(Entries with figure data)
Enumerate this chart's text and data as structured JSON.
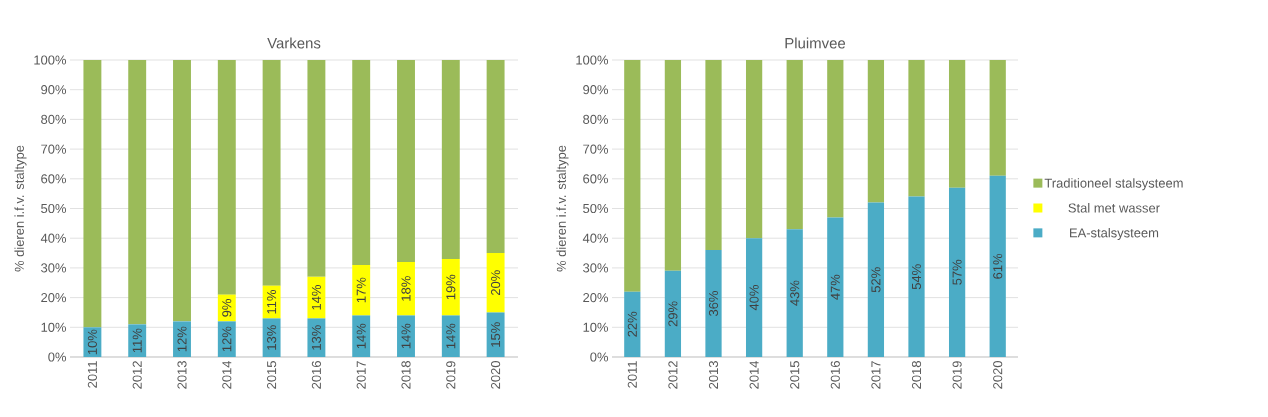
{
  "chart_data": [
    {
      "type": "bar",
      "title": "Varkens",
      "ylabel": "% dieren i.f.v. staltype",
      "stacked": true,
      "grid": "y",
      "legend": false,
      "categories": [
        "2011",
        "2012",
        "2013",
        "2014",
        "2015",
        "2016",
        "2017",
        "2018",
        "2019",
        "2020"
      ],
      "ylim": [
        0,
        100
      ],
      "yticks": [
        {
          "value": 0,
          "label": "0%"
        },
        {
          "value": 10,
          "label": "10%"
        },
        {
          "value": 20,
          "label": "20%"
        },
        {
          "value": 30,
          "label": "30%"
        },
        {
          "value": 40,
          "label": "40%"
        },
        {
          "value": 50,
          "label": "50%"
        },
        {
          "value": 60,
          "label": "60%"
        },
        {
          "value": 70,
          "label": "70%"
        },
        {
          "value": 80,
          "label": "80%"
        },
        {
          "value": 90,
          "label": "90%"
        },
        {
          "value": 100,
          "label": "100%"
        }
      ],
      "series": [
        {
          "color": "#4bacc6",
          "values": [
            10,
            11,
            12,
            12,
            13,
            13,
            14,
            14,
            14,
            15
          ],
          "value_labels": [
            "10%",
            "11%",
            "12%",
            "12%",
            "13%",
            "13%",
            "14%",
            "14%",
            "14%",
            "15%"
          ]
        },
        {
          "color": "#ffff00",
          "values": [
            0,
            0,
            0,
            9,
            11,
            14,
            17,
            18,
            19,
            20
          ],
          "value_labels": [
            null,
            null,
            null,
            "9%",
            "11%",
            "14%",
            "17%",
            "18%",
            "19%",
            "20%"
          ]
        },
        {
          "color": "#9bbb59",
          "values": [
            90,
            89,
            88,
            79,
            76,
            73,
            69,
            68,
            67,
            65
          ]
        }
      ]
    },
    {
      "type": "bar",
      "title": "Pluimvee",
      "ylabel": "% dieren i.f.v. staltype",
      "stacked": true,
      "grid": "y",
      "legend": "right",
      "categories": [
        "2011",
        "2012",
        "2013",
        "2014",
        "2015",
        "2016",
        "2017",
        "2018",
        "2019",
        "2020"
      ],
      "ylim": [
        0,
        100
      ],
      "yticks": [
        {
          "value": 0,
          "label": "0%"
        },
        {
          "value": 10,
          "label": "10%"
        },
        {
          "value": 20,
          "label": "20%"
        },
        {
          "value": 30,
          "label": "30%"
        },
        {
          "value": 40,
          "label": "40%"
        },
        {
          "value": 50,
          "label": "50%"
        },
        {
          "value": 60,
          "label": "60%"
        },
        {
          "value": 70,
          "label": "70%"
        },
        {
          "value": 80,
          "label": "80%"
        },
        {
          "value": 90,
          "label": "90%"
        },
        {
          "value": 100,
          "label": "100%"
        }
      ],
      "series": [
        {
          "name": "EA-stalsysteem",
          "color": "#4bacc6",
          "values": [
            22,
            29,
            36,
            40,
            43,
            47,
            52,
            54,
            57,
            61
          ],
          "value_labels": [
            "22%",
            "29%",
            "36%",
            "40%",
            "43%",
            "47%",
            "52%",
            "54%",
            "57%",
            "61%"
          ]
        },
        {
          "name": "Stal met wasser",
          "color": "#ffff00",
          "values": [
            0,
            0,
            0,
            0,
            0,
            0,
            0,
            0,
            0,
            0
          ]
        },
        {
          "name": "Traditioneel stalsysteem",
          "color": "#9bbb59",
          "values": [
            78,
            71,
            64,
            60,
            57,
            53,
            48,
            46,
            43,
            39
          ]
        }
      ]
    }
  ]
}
...
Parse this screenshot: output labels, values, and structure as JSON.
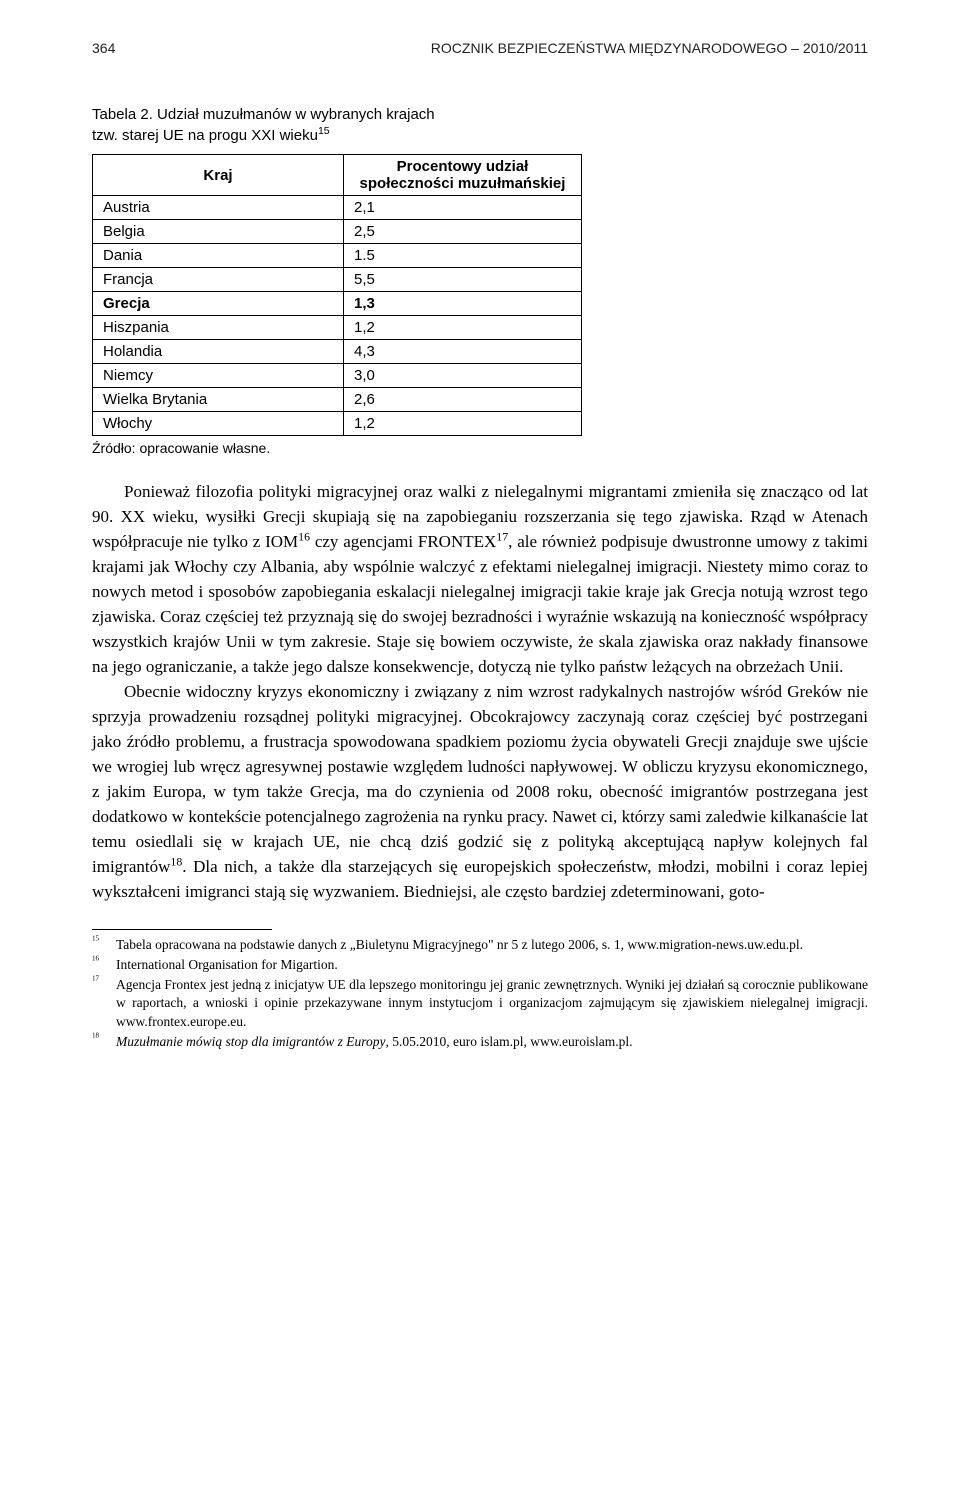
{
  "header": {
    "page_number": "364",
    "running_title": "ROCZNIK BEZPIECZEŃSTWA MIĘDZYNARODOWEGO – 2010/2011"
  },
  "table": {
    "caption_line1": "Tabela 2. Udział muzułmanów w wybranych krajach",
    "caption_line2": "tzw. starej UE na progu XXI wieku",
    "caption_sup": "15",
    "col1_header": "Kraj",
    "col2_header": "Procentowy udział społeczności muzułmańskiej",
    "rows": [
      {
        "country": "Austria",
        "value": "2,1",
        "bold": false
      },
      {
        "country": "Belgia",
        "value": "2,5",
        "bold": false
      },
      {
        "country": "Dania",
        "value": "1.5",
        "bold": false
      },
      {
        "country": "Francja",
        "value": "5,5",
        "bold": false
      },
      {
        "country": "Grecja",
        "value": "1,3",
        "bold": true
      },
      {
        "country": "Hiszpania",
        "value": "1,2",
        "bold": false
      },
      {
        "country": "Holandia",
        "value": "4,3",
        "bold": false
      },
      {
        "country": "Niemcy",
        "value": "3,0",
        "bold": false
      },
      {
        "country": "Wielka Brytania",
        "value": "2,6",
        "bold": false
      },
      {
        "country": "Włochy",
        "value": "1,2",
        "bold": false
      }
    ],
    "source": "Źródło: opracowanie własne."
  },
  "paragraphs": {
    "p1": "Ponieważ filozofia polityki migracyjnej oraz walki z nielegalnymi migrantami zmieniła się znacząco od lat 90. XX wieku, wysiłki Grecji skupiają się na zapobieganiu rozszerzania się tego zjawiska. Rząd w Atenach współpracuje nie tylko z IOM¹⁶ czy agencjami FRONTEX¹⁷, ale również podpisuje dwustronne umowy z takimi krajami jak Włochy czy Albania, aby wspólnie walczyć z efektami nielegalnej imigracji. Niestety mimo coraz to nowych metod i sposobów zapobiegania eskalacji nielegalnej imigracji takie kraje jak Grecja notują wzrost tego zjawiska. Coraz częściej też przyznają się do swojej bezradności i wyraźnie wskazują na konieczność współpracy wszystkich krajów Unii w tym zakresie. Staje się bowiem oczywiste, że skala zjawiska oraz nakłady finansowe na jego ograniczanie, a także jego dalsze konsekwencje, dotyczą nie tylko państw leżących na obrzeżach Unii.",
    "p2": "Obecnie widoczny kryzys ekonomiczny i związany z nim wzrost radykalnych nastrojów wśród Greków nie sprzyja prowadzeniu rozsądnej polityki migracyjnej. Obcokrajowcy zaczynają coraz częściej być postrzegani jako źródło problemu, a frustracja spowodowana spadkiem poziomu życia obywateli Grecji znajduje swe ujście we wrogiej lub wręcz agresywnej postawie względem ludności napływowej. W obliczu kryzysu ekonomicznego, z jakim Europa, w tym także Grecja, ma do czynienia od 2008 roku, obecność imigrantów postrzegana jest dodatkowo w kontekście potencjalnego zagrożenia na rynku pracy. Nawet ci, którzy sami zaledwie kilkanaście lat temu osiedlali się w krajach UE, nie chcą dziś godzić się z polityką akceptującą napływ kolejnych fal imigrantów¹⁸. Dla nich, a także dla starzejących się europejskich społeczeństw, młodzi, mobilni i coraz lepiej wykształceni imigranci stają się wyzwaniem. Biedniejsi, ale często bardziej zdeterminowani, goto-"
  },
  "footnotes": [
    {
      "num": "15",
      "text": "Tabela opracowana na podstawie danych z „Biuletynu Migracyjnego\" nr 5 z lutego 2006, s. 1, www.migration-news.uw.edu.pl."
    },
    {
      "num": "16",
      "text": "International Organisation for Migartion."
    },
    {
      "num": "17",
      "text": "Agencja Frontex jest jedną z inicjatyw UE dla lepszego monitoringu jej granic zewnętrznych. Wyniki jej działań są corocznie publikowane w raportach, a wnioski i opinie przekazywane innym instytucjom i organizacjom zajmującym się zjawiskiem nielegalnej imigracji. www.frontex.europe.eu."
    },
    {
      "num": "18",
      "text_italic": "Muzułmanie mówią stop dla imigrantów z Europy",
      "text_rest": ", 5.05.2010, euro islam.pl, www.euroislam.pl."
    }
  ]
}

▶ **GIVEN REQUEST**
From the listing above, return each line with the word "JSON".

▶ **CORRECT ANSWER**
Enumerate this chart's text and data as structured JSON.
Parse this screenshot: output labels, values, and structure as JSON.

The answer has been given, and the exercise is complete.